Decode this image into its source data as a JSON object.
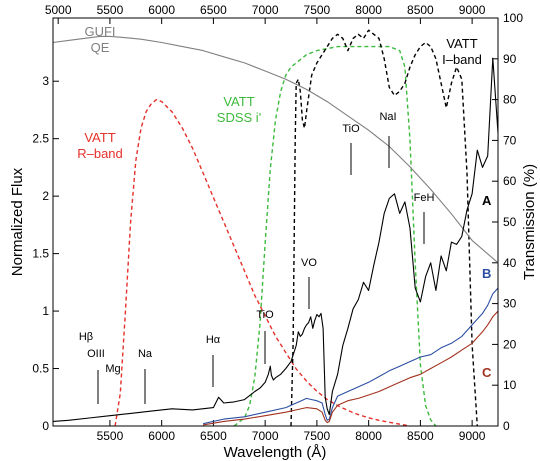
{
  "chart_data": {
    "type": "line",
    "xlabel": "Wavelength (Å)",
    "ylabel_left": "Normalized Flux",
    "ylabel_right": "Transmission (%)",
    "xlim": [
      4950,
      9250
    ],
    "ylim_left": [
      0,
      3.55
    ],
    "ylim_right": [
      0,
      100
    ],
    "bottom_x_ticks": [
      5500,
      6000,
      6500,
      7000,
      7500,
      8000,
      8500,
      9000
    ],
    "top_x_ticks": [
      5000,
      5500,
      6000,
      6500,
      7000,
      7500,
      8000,
      8500,
      9000
    ],
    "left_y_ticks": [
      0,
      0.5,
      1,
      1.5,
      2,
      2.5,
      3
    ],
    "left_y_tick_labels": [
      "0",
      "0.5",
      "1",
      "1.5",
      "2",
      "2.5",
      "3"
    ],
    "right_y_ticks": [
      0,
      10,
      20,
      30,
      40,
      50,
      60,
      70,
      80,
      90,
      100
    ],
    "series": [
      {
        "color": "#e5312b",
        "style": "dashed",
        "axis": "right",
        "x": [
          5550,
          5600,
          5650,
          5700,
          5750,
          5800,
          5850,
          5900,
          5950,
          6000,
          6100,
          6200,
          6300,
          6400,
          6500,
          6600,
          6700,
          6800,
          6900,
          7000,
          7100,
          7200,
          7300,
          7400,
          7500,
          7600,
          7700,
          7800,
          7900,
          8000,
          8100,
          8200,
          8400
        ],
        "y": [
          0,
          8,
          28,
          50,
          65,
          73,
          77,
          79,
          80,
          79.5,
          77,
          73,
          68,
          62,
          56,
          50,
          44,
          38,
          32,
          27,
          22,
          18,
          14,
          11,
          8.5,
          6.5,
          5,
          3.8,
          2.8,
          2,
          1.4,
          0.9,
          0
        ]
      },
      {
        "color": "#3dba3d",
        "style": "dashed",
        "axis": "right",
        "x": [
          6700,
          6800,
          6850,
          6900,
          6950,
          7000,
          7050,
          7100,
          7150,
          7200,
          7250,
          7300,
          7350,
          7400,
          7500,
          7600,
          7700,
          7800,
          7900,
          8000,
          8100,
          8200,
          8300,
          8350,
          8400,
          8450,
          8500,
          8550,
          8600,
          8650
        ],
        "y": [
          0,
          2,
          5,
          12,
          25,
          45,
          63,
          75,
          82,
          86,
          88,
          89,
          90,
          91,
          92,
          92.5,
          93,
          93,
          93,
          93,
          93,
          93,
          92,
          88,
          70,
          40,
          15,
          5,
          1.5,
          0
        ]
      },
      {
        "color": "#000000",
        "style": "dashed",
        "axis": "right",
        "x": [
          7250,
          7270,
          7290,
          7300,
          7320,
          7340,
          7360,
          7380,
          7400,
          7450,
          7500,
          7550,
          7600,
          7650,
          7700,
          7750,
          7800,
          7850,
          7900,
          7950,
          8000,
          8050,
          8100,
          8150,
          8200,
          8250,
          8300,
          8350,
          8400,
          8450,
          8500,
          8550,
          8600,
          8650,
          8700,
          8750,
          8800,
          8850,
          8900,
          8950,
          9000,
          9050
        ],
        "y": [
          0,
          20,
          70,
          84,
          85,
          82,
          75,
          73,
          77,
          86,
          89,
          91,
          93,
          95,
          96,
          95,
          92,
          95,
          96,
          95,
          97,
          96,
          95,
          90,
          83,
          81,
          82,
          84,
          88,
          91,
          93,
          94,
          93,
          90,
          84,
          78,
          84,
          88,
          85,
          62,
          20,
          0
        ]
      },
      {
        "color": "#808080",
        "style": "solid",
        "axis": "right",
        "x": [
          4950,
          5100,
          5250,
          5400,
          5500,
          5600,
          5800,
          6000,
          6200,
          6400,
          6600,
          6800,
          7000,
          7200,
          7400,
          7600,
          7800,
          8000,
          8200,
          8400,
          8600,
          8800,
          9000,
          9250
        ],
        "y": [
          94,
          94.5,
          95,
          95.5,
          95.5,
          95.3,
          94.8,
          94,
          93,
          92,
          90.5,
          89,
          87,
          85,
          82.5,
          79.5,
          76,
          72.5,
          68.5,
          63.5,
          58,
          52,
          45.5,
          40
        ]
      },
      {
        "name": "A",
        "color": "#000000",
        "style": "solid",
        "axis": "left",
        "x": [
          4950,
          5100,
          5300,
          5500,
          5700,
          5900,
          6100,
          6300,
          6500,
          6550,
          6600,
          6700,
          6800,
          6900,
          6950,
          7000,
          7030,
          7050,
          7060,
          7080,
          7100,
          7150,
          7200,
          7250,
          7300,
          7320,
          7340,
          7360,
          7380,
          7400,
          7420,
          7440,
          7460,
          7480,
          7500,
          7520,
          7540,
          7560,
          7580,
          7600,
          7620,
          7650,
          7700,
          7750,
          7800,
          7850,
          7900,
          7950,
          8000,
          8050,
          8100,
          8150,
          8200,
          8250,
          8300,
          8350,
          8400,
          8450,
          8500,
          8550,
          8600,
          8650,
          8700,
          8750,
          8800,
          8850,
          8900,
          8950,
          9000,
          9050,
          9100,
          9150,
          9200,
          9250
        ],
        "y": [
          0.04,
          0.05,
          0.07,
          0.09,
          0.11,
          0.13,
          0.15,
          0.14,
          0.16,
          0.25,
          0.2,
          0.21,
          0.23,
          0.3,
          0.33,
          0.38,
          0.45,
          0.52,
          0.44,
          0.4,
          0.42,
          0.45,
          0.5,
          0.56,
          0.7,
          0.82,
          0.78,
          0.8,
          0.85,
          0.88,
          0.9,
          0.95,
          0.85,
          0.92,
          0.97,
          0.95,
          0.98,
          0.85,
          0.25,
          0.15,
          0.1,
          0.3,
          0.45,
          0.7,
          0.85,
          1.02,
          1.1,
          1.25,
          1.18,
          1.4,
          1.6,
          1.85,
          1.98,
          2.02,
          1.85,
          1.95,
          1.72,
          1.2,
          1.08,
          1.3,
          1.42,
          1.18,
          1.48,
          1.35,
          1.6,
          1.58,
          1.65,
          1.88,
          2.02,
          2.4,
          2.25,
          2.35,
          3.2,
          2.55
        ]
      },
      {
        "name": "B",
        "color": "#2c4fa3",
        "style": "solid",
        "axis": "left",
        "x": [
          6400,
          6600,
          6800,
          7000,
          7200,
          7300,
          7350,
          7400,
          7450,
          7500,
          7550,
          7580,
          7600,
          7620,
          7650,
          7700,
          7800,
          7900,
          8000,
          8100,
          8200,
          8300,
          8400,
          8500,
          8600,
          8700,
          8800,
          8900,
          9000,
          9100,
          9150,
          9200,
          9250
        ],
        "y": [
          0.02,
          0.06,
          0.08,
          0.12,
          0.16,
          0.2,
          0.22,
          0.24,
          0.23,
          0.22,
          0.2,
          0.1,
          0.05,
          0.06,
          0.16,
          0.26,
          0.3,
          0.34,
          0.38,
          0.43,
          0.48,
          0.52,
          0.56,
          0.6,
          0.62,
          0.68,
          0.72,
          0.78,
          0.88,
          0.98,
          1.05,
          1.15,
          1.2
        ]
      },
      {
        "name": "C",
        "color": "#a2321f",
        "style": "solid",
        "axis": "left",
        "x": [
          6400,
          6600,
          6800,
          7000,
          7200,
          7300,
          7400,
          7500,
          7550,
          7580,
          7600,
          7620,
          7650,
          7700,
          7800,
          7900,
          8000,
          8100,
          8200,
          8300,
          8400,
          8500,
          8600,
          8700,
          8800,
          8900,
          9000,
          9100,
          9150,
          9200,
          9250
        ],
        "y": [
          0.01,
          0.04,
          0.06,
          0.09,
          0.12,
          0.14,
          0.16,
          0.15,
          0.12,
          0.05,
          0.03,
          0.04,
          0.12,
          0.18,
          0.22,
          0.24,
          0.27,
          0.3,
          0.34,
          0.38,
          0.42,
          0.45,
          0.5,
          0.55,
          0.6,
          0.66,
          0.72,
          0.82,
          0.88,
          0.95,
          1.0
        ]
      }
    ]
  },
  "labels": {
    "gufi_line1": "GUFI",
    "gufi_line2": "QE",
    "iband_line1": "VATT",
    "iband_line2": "I–band",
    "sdss_line1": "VATT",
    "sdss_line2": "SDSS i'",
    "rband_line1": "VATT",
    "rband_line2": "R–band",
    "curve_a": "A",
    "curve_b": "B",
    "curve_c": "C",
    "hbeta": "Hβ",
    "oiii": "OIII",
    "mg": "Mg",
    "na": "Na",
    "halpha": "Hα",
    "tio_1": "TiO",
    "vo": "VO",
    "tio_2": "TiO",
    "nai": "NaI",
    "feh": "FeH"
  }
}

··········

*Exercise details:*
Please list every line of the records that contains "color".

*Answer to the exercise:*
        "color": "#e5312b",
        "color": "#3dba3d",
        "color": "#000000",
        "color": "#808080",
        "color": "#000000",
        "color": "#2c4fa3",
        "color": "#a2321f",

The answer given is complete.